Extracted information:
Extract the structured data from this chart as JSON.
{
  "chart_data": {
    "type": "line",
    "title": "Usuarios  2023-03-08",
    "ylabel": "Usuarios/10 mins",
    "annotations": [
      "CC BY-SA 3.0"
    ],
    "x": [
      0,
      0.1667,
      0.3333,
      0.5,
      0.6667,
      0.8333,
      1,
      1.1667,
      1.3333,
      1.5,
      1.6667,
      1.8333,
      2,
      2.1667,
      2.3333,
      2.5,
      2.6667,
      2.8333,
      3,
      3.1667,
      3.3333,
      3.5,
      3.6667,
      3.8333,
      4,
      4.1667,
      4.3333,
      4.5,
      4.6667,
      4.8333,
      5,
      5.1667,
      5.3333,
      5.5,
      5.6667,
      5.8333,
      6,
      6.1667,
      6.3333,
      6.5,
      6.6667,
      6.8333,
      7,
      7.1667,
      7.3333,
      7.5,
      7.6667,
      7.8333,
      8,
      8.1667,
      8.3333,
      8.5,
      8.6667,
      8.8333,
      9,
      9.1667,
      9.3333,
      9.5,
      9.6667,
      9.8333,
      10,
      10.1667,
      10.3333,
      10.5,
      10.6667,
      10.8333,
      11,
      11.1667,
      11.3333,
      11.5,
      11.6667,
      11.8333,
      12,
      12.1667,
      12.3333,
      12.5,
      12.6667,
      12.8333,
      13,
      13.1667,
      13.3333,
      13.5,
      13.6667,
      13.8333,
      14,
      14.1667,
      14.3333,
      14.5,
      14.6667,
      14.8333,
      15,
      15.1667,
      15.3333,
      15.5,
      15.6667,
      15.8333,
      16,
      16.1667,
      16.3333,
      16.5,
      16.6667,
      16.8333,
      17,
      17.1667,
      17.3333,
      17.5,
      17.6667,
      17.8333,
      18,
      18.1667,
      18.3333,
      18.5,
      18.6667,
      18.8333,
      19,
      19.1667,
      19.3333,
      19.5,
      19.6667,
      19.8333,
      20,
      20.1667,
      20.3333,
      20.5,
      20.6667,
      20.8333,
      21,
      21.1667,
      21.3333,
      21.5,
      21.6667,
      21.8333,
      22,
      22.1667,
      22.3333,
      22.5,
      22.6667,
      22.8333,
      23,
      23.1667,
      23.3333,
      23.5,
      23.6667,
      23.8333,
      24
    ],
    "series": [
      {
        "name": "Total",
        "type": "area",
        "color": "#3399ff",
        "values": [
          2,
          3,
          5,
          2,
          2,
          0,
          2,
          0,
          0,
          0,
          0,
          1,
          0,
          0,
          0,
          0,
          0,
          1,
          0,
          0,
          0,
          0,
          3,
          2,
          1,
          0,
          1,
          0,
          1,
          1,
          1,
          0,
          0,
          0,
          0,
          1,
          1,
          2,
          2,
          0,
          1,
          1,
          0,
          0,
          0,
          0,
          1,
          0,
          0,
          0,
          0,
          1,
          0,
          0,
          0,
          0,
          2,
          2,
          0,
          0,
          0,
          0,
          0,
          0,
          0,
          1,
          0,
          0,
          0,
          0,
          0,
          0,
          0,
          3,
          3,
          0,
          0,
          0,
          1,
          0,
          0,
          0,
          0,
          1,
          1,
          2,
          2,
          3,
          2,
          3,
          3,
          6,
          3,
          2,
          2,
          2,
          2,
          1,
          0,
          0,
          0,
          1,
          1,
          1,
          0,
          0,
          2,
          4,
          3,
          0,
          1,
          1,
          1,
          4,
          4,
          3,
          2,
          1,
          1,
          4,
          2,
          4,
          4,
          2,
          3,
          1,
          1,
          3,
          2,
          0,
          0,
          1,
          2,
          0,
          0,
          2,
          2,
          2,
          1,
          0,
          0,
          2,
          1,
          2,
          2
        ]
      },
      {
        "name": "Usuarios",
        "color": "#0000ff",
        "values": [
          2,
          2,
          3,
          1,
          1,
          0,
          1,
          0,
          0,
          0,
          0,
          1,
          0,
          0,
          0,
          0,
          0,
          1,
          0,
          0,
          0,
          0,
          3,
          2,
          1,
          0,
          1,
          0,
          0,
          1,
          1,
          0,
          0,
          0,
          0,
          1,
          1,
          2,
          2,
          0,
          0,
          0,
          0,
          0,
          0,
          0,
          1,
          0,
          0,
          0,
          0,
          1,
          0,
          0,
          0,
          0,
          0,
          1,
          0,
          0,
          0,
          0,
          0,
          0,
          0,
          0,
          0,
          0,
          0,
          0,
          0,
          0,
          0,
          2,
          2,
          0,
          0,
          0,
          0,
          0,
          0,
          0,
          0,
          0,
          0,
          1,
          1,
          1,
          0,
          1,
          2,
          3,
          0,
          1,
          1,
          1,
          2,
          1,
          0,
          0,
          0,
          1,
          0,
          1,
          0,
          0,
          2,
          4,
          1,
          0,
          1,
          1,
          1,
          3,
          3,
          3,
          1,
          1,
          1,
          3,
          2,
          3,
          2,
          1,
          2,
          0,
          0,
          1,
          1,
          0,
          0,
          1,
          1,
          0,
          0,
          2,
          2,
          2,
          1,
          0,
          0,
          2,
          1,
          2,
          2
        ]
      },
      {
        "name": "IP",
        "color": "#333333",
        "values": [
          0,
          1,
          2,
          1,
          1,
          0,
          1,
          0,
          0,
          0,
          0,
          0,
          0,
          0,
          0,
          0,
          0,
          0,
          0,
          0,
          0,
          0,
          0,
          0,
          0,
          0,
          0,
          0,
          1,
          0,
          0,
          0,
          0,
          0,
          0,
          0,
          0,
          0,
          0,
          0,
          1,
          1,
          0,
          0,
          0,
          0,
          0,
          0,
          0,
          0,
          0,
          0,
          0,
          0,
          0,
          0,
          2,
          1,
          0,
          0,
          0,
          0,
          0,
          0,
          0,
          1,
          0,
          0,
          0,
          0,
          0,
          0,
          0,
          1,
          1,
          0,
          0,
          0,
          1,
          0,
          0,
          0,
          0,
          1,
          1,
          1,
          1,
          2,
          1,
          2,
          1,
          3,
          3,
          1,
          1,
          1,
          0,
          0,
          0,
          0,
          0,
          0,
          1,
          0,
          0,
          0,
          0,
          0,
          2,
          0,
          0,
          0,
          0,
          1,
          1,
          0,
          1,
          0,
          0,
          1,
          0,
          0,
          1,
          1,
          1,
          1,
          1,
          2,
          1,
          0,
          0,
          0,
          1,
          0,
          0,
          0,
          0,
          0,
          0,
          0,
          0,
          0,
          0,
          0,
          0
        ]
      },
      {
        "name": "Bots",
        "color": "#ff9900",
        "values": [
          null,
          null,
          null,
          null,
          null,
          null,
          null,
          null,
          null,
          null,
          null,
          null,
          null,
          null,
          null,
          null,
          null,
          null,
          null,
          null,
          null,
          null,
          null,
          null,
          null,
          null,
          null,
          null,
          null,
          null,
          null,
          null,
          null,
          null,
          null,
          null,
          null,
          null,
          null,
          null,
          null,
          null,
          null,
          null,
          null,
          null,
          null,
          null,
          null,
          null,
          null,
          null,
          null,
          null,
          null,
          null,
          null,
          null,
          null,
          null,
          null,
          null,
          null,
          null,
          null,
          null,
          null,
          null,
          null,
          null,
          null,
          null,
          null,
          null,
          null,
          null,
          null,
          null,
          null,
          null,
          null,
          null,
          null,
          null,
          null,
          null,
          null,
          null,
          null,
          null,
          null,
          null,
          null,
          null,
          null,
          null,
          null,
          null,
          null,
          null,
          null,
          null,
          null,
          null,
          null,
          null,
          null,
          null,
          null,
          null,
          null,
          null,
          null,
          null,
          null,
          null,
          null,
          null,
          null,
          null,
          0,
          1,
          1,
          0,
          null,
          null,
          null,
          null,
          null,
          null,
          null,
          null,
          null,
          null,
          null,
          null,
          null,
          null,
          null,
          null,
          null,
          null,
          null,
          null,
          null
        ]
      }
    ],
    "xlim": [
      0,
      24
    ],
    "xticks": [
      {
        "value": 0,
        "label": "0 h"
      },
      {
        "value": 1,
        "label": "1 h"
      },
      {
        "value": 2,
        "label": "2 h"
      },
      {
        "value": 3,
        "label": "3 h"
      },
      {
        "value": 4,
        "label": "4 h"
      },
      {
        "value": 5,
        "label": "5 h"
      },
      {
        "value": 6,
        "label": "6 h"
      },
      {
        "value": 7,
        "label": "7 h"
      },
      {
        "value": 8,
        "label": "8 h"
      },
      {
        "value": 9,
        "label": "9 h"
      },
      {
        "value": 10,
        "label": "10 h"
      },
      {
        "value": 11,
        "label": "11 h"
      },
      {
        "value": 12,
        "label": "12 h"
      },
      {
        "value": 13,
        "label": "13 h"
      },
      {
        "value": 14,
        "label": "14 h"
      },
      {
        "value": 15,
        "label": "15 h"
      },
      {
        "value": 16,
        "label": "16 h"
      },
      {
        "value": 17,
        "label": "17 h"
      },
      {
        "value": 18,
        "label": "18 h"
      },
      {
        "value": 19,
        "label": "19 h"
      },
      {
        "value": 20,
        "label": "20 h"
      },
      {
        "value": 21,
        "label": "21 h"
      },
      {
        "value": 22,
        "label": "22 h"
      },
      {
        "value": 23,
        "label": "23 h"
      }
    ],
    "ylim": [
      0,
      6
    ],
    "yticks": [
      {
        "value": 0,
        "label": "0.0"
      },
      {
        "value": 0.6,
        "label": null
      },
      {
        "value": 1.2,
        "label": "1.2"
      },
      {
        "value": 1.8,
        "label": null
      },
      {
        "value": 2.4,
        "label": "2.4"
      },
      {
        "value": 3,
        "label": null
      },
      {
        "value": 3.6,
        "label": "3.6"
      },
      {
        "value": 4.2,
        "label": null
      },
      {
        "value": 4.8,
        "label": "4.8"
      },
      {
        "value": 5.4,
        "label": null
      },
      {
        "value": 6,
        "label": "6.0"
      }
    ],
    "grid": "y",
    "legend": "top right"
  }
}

Exercise prompt:
From the entries, copy out each line containing the word "color".

Full response:
        "color": "#3399ff",
        "color": "#0000ff",
        "color": "#333333",
        "color": "#ff9900",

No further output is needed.